# [DO THIS]
Go through the lines below. Copy those with "exceeds".

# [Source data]
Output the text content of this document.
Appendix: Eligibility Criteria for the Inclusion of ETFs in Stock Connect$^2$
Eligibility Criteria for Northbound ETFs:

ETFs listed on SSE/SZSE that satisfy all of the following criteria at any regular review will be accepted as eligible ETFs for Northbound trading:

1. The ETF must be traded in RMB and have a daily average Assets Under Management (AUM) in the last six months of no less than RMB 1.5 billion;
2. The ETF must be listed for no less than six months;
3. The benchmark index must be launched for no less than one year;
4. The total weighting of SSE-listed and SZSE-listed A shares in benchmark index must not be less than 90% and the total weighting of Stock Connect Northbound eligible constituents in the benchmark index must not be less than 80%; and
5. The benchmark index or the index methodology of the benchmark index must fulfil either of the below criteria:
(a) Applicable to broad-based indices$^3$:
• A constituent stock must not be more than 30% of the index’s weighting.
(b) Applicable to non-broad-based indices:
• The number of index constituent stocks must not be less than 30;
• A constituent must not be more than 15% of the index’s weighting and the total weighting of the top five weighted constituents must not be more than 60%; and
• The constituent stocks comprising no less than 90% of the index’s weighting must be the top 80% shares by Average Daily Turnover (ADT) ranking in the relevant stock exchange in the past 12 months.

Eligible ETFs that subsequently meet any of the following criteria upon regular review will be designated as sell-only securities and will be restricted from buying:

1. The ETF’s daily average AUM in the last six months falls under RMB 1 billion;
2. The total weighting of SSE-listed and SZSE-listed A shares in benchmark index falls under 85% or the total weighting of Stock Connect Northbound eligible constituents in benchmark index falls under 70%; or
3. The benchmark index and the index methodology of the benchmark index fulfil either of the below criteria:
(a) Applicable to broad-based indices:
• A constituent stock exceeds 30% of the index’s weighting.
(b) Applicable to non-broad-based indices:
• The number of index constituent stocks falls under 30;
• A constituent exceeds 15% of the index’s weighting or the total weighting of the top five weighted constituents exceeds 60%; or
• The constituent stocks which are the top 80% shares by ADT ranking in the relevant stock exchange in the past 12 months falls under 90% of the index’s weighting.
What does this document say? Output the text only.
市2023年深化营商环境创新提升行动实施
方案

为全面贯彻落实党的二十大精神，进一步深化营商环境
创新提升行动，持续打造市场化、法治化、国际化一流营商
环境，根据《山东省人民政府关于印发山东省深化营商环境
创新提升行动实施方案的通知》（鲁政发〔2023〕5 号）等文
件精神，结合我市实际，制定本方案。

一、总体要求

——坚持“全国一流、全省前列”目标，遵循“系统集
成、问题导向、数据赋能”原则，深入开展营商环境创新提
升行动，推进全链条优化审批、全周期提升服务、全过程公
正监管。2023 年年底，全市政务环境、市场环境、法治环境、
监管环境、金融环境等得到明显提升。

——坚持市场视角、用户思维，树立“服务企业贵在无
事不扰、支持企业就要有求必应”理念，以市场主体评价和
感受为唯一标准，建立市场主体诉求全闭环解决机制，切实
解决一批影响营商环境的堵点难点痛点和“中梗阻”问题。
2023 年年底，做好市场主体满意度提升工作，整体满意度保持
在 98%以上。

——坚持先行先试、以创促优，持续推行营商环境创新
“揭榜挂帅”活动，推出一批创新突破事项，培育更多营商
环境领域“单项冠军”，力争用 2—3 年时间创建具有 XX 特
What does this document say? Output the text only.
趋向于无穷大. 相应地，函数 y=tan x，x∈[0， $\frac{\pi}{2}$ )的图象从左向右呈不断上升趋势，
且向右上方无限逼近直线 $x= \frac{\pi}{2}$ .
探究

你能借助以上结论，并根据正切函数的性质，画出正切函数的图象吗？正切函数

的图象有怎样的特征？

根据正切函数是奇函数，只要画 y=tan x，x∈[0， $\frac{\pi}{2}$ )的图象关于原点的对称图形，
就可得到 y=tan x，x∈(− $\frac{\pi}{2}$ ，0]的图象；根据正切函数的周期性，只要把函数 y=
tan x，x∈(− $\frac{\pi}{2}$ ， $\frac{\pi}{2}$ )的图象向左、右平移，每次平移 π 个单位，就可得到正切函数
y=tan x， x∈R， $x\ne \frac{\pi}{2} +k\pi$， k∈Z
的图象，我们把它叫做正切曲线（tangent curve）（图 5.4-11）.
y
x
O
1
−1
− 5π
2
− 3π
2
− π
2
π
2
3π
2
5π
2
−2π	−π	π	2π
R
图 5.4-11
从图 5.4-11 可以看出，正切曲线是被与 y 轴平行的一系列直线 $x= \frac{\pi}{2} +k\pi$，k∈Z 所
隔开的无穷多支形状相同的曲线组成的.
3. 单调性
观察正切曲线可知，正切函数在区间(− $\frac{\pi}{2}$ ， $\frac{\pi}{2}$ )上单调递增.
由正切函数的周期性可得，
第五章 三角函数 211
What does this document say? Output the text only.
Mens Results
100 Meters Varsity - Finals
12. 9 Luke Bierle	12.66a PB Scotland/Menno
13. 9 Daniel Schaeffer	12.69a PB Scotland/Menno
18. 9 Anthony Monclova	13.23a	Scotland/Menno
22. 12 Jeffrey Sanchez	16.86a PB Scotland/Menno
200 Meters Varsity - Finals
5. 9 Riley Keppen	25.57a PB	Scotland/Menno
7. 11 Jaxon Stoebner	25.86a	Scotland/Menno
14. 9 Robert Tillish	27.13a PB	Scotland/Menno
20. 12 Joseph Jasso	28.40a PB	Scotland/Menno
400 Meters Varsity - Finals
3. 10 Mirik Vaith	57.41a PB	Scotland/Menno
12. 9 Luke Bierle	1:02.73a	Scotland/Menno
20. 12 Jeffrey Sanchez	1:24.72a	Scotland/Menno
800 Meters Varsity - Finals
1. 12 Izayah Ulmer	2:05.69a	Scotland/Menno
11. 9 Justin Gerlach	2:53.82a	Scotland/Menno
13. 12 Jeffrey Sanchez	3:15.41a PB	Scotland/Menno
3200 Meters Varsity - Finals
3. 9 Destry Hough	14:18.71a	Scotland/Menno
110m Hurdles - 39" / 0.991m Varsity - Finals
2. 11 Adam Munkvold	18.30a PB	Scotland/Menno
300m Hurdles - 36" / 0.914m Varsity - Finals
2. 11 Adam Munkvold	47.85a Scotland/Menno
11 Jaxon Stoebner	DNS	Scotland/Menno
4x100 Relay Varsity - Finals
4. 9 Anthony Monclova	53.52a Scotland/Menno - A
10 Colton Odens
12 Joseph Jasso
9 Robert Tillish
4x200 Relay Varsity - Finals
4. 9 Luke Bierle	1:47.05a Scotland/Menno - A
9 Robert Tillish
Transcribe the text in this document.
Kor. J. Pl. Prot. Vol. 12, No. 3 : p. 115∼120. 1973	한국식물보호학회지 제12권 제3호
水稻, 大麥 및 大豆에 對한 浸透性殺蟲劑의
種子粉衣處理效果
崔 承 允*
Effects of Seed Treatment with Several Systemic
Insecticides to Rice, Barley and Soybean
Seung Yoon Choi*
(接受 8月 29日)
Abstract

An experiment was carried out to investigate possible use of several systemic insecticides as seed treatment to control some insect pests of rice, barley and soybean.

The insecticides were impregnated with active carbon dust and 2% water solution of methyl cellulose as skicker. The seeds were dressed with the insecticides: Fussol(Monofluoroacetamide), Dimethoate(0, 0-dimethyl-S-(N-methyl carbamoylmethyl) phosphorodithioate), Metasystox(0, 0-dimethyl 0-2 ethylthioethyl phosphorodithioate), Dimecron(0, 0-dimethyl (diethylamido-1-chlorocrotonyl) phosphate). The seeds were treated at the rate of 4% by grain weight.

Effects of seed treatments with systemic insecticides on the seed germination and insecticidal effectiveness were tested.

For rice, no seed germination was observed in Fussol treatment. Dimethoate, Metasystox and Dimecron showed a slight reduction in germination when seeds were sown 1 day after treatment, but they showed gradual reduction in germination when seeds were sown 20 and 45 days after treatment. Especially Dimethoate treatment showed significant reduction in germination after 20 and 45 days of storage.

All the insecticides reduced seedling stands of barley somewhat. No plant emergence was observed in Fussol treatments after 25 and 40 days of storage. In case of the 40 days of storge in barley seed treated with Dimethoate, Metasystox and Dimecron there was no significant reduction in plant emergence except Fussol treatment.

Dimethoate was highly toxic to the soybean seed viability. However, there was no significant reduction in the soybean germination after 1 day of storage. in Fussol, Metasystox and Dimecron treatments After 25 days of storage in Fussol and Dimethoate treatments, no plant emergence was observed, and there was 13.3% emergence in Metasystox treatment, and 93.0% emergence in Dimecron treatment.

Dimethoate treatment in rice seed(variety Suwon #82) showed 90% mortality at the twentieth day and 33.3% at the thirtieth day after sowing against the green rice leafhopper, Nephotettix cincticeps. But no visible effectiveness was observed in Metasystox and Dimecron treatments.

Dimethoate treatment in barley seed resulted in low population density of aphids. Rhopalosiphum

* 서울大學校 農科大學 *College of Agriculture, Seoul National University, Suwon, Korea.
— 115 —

# [PROBLEM SOLUTION]
• A constituent stock exceeds 30% of the index’s weighting.
• A constituent exceeds 15% of the index’s weighting or the total weighting of the top five weighted constituents exceeds 60%; or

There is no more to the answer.